═════ Records shown ═════

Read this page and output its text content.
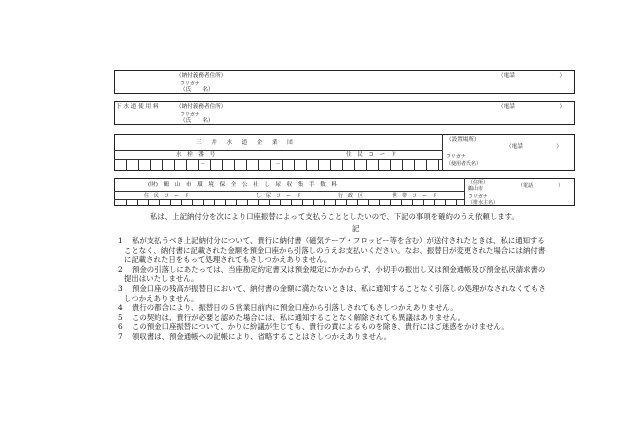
（納付義務者住所）	（電話　　　　　　　　）
フリガナ
（氏　　名）
下 水 道 使 用 料	（納付義務者住所）	（電話　　　　　　　　）
フリガナ
（氏　　名）
三　井　水　道　企　業　団	（設置場所）
（電話　　　　　　）
水　栓　番　号	住　民　コ　ー　ド
－	－
フリガナ
（使用者氏名）
(財)　鶴　山　市　環　境　保　全　公　社　し　尿　収　集　手　数　料	（住所）
鶴山市	（電話　　　　　）
住　民　コ　ー　ド	し　尿　コ　ー　ド	行　政　区	世　帯　コ　ー　ド	フリガナ
（排水主名）
私は、上記納付分を次により口座振替によって支払うこととしたいので、下記の事項を確約のうえ依頼します。
記
1 私が支払うべき上記納付分について、貴行に納付書（磁気テープ・フロッピー等を含む）が送付されたときは、私に通知する
ことなく、納付書に記載された金額を預金口座から引落しのうえお支払いください。なお、振替日が変更された場合には納付書
に記載された日をもって処理されてもさしつかえありません。
2 預金の引落しにあたっては、当座勘定約定書又は預金規定にかかわらず、小切手の振出し又は預金通帳及び預金払戻請求書の
提出はいたしません。
3 預金口座の残高が振替日において、納付書の金額に満たないときは、私に通知することなく引落しの処理がなされなくてもさ
しつかえありません。
4 貴行の都合により、振替日の５営業日前内に預金口座から引落しされてもさしつかえありません。
5 この契約は、貴行が必要と認めた場合には、私に通知することなく解除されても異議はありません。
6 この預金口座振替について、かりに紛議が生じても、貴行の責によるものを除き、貴行にはご迷惑をかけません。
7 領収書は、預金通帳への記帳により、省略することはさしつかえありません。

═════

### [What is being asked]
Repeat the lines above exactly, and keep every picture out.

### [The reply]
Read this page and output its text content.
（納付義務者住所）	（電話　　　　　　　　）
フリガナ
（氏　　名）
下 水 道 使 用 料	（納付義務者住所）	（電話　　　　　　　　）
フリガナ
（氏　　名）
三　井　水　道　企　業　団	（設置場所）
（電話　　　　　　）
水　栓　番　号	住　民　コ　ー　ド
－	－
フリガナ
（使用者氏名）
(財)　鶴　山　市　環　境　保　全　公　社　し　尿　収　集　手　数　料	（住所）
鶴山市	（電話　　　　　）
住　民　コ　ー　ド	し　尿　コ　ー　ド	行　政　区	世　帯　コ　ー　ド	フリガナ
（排水主名）
私は、上記納付分を次により口座振替によって支払うこととしたいので、下記の事項を確約のうえ依頼します。
記
1 私が支払うべき上記納付分について、貴行に納付書（磁気テープ・フロッピー等を含む）が送付されたときは、私に通知する
ことなく、納付書に記載された金額を預金口座から引落しのうえお支払いください。なお、振替日が変更された場合には納付書
に記載された日をもって処理されてもさしつかえありません。
2 預金の引落しにあたっては、当座勘定約定書又は預金規定にかかわらず、小切手の振出し又は預金通帳及び預金払戻請求書の
提出はいたしません。
3 預金口座の残高が振替日において、納付書の金額に満たないときは、私に通知することなく引落しの処理がなされなくてもさ
しつかえありません。
4 貴行の都合により、振替日の５営業日前内に預金口座から引落しされてもさしつかえありません。
5 この契約は、貴行が必要と認めた場合には、私に通知することなく解除されても異議はありません。
6 この預金口座振替について、かりに紛議が生じても、貴行の責によるものを除き、貴行にはご迷惑をかけません。
7 領収書は、預金通帳への記帳により、省略することはさしつかえありません。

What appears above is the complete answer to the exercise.